SHORT PROBLEM: Give a count of the lines below that have the string "content" in them, with no other words.

EXTRACTED MATERIAL:
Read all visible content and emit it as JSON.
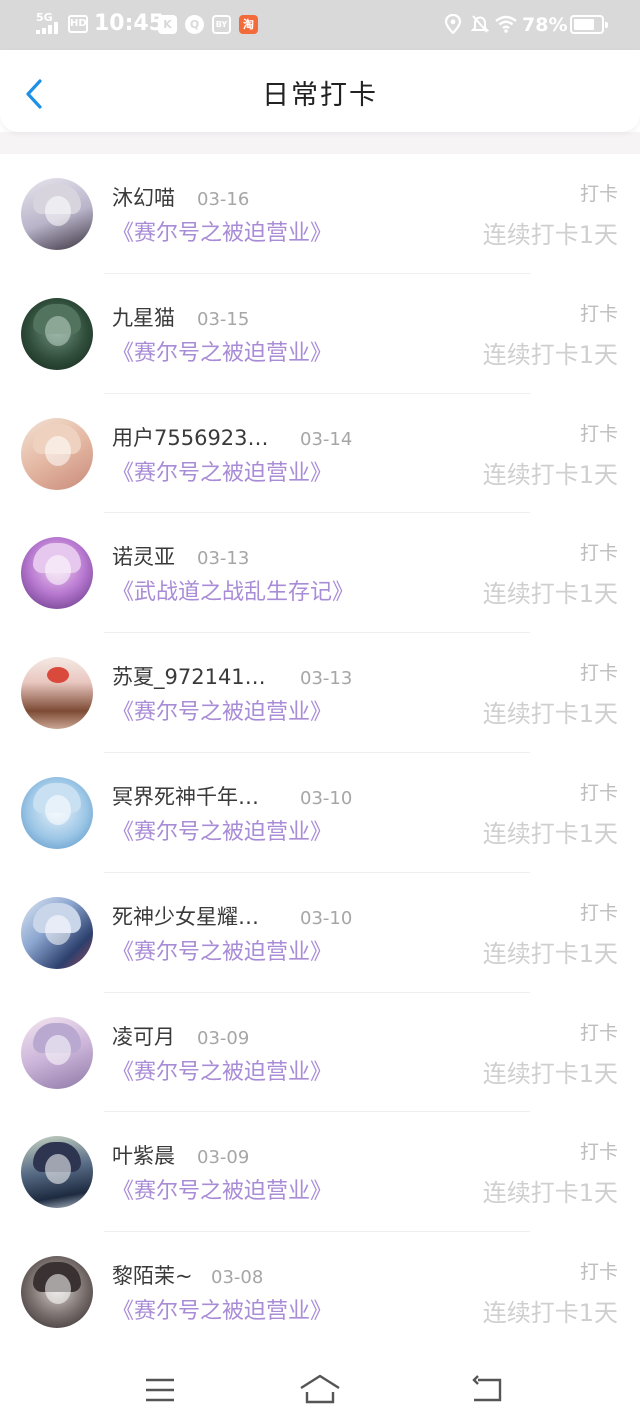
{
  "status_bar": {
    "network": "5G",
    "hd": "HD",
    "time": "10:45",
    "app_icons": [
      "K",
      "Q",
      "BY",
      "淘"
    ],
    "battery_percent": "78%",
    "battery_level": 0.78,
    "icons": [
      "location-icon",
      "bell-off-icon",
      "wifi-icon",
      "battery-icon"
    ]
  },
  "header": {
    "title": "日常打卡",
    "back_icon": "chevron-left-icon"
  },
  "colors": {
    "book_title": "#a98cd6",
    "back_arrow": "#1e90e6",
    "status_bar_bg": "#d9d9d9"
  },
  "checkins": [
    {
      "user": "沐幻喵",
      "date": "03-16",
      "book": "《赛尔号之被迫营业》",
      "label": "打卡",
      "streak": "连续打卡1天"
    },
    {
      "user": "九星猫",
      "date": "03-15",
      "book": "《赛尔号之被迫营业》",
      "label": "打卡",
      "streak": "连续打卡1天"
    },
    {
      "user": "用户7556923…",
      "date": "03-14",
      "book": "《赛尔号之被迫营业》",
      "label": "打卡",
      "streak": "连续打卡1天"
    },
    {
      "user": "诺灵亚",
      "date": "03-13",
      "book": "《武战道之战乱生存记》",
      "label": "打卡",
      "streak": "连续打卡1天"
    },
    {
      "user": "苏夏_972141…",
      "date": "03-13",
      "book": "《赛尔号之被迫营业》",
      "label": "打卡",
      "streak": "连续打卡1天"
    },
    {
      "user": "冥界死神千年…",
      "date": "03-10",
      "book": "《赛尔号之被迫营业》",
      "label": "打卡",
      "streak": "连续打卡1天"
    },
    {
      "user": "死神少女星耀…",
      "date": "03-10",
      "book": "《赛尔号之被迫营业》",
      "label": "打卡",
      "streak": "连续打卡1天"
    },
    {
      "user": "凌可月",
      "date": "03-09",
      "book": "《赛尔号之被迫营业》",
      "label": "打卡",
      "streak": "连续打卡1天"
    },
    {
      "user": "叶紫晨",
      "date": "03-09",
      "book": "《赛尔号之被迫营业》",
      "label": "打卡",
      "streak": "连续打卡1天"
    },
    {
      "user": "黎陌茉~",
      "date": "03-08",
      "book": "《赛尔号之被迫营业》",
      "label": "打卡",
      "streak": "连续打卡1天"
    }
  ],
  "nav_bar": {
    "icons": [
      "menu-icon",
      "home-icon",
      "back-icon"
    ]
  }
}
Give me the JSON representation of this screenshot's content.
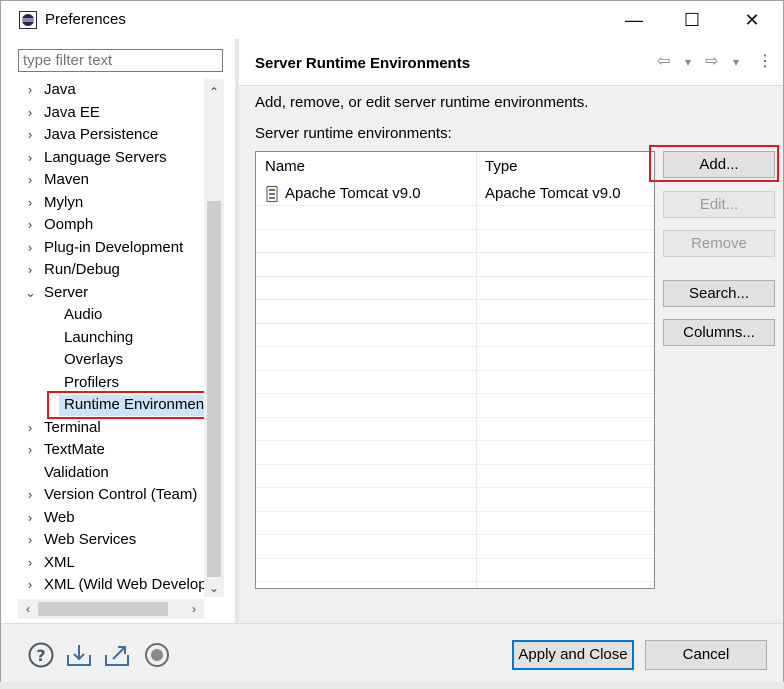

ANSWER: 2